Reproduce every line of the listing as written, apart from the pictures.

Stored data:
※ ※ ※
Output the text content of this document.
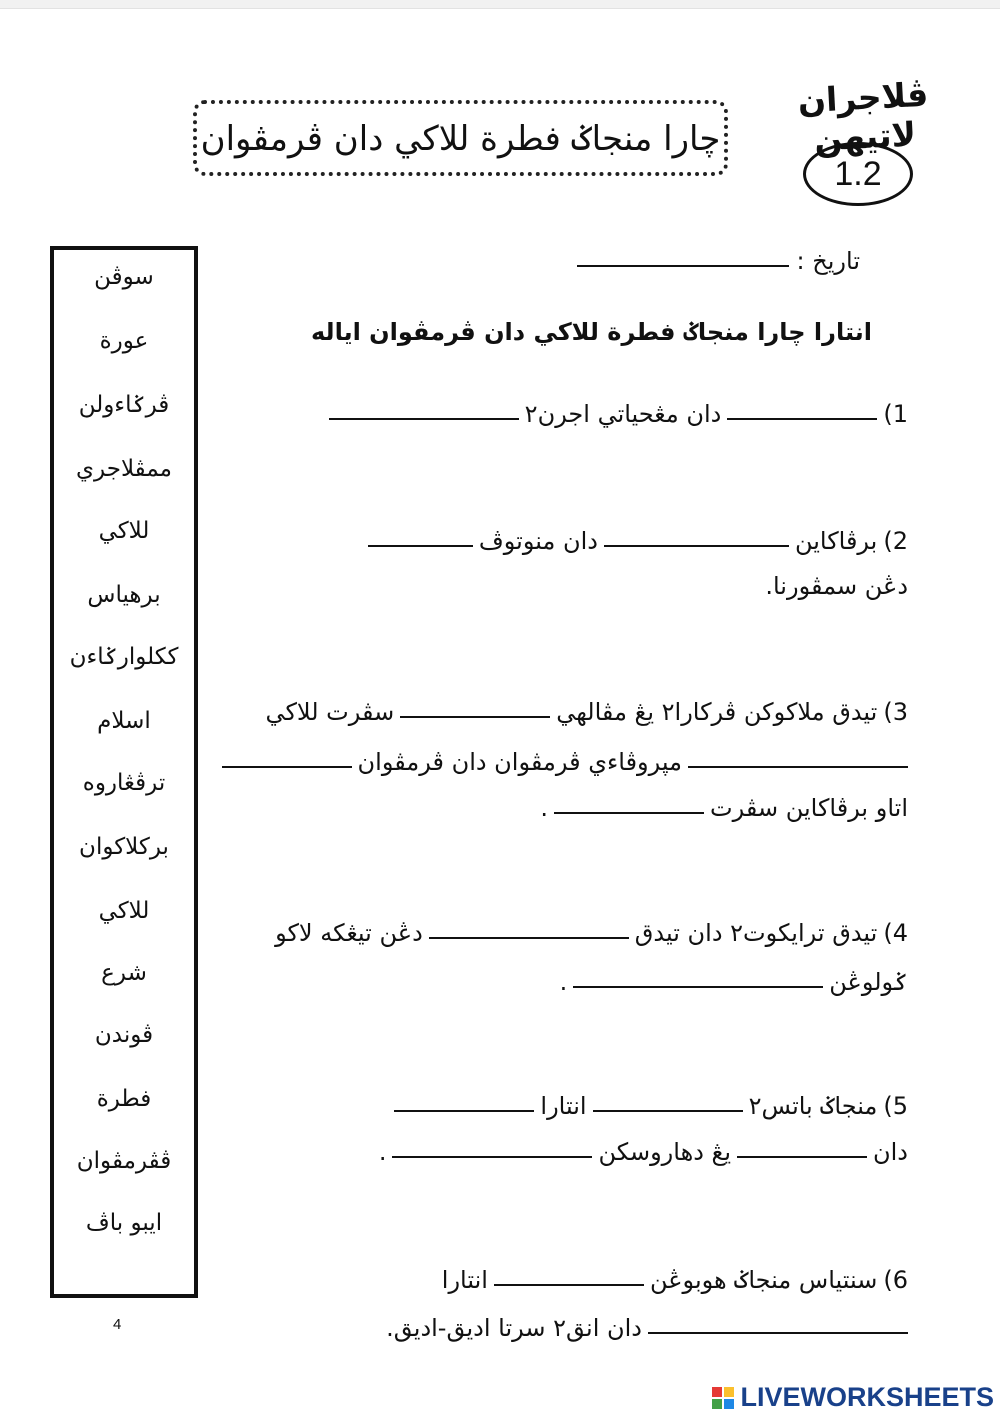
چارا منجاݢ فطرة للاکي دان ڤرمڤوان
ڤلاجران لاتيهن
1.2
سوڤن
عورة
ڤرݢاءولن
ممڤلاجري
للاکي
برهياس
ککلوارݢاءن
اسلام
ترڤڠاروه
برکلاکوان
للاکي
شرع
ڤوندن
فطرة
ڤڤرمڤوان
ايبو باڤ
تاريخ :
انتارا چارا منجاݢ فطرة للاکي دان ڤرمڤوان اياله
1)
دان مڠحياتي اجرن٢
2)
برڤاکاين
دان منوتوڤ
دڠن سمڤورنا.
3)
تيدق ملاکوکن ڤرکارا٢ يڠ مڤالهي
سڤرت للاکي
مپروڤاءي ڤرمڤوان دان ڤرمڤوان
اتاو برڤاکاين سڤرت
.
4)
تيدق ترايکوت٢ دان تيدق
دڠن تيڠکه لاکو
ݢولوڠن
.
5)
منجاݢ باتس٢
انتارا
دان
يڠ دهاروسکن
.
6)
سنتياس منجاݢ هوبوڠن
انتارا
دان انق٢ سرتا اديق-اديق.
4
LIVEWORKSHEETS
※ ※ ※
## Solved problem
Output the text content of this document.
چارا منجاݢ فطرة للاکي دان ڤرمڤوان
ڤلاجران لاتيهن
1.2
سوڤن
عورة
ڤرݢاءولن
ممڤلاجري
للاکي
برهياس
ککلوارݢاءن
اسلام
ترڤڠاروه
برکلاکوان
للاکي
شرع
ڤوندن
فطرة
ڤڤرمڤوان
ايبو باڤ
تاريخ :
انتارا چارا منجاݢ فطرة للاکي دان ڤرمڤوان اياله
1)
دان مڠحياتي اجرن٢
2)
برڤاکاين
دان منوتوڤ
دڠن سمڤورنا.
3)
تيدق ملاکوکن ڤرکارا٢ يڠ مڤالهي
سڤرت للاکي
مپروڤاءي ڤرمڤوان دان ڤرمڤوان
اتاو برڤاکاين سڤرت
.
4)
تيدق ترايکوت٢ دان تيدق
دڠن تيڠکه لاکو
ݢولوڠن
.
5)
منجاݢ باتس٢
انتارا
دان
يڠ دهاروسکن
.
6)
سنتياس منجاݢ هوبوڠن
انتارا
دان انق٢ سرتا اديق-اديق.
4
LIVEWORKSHEETS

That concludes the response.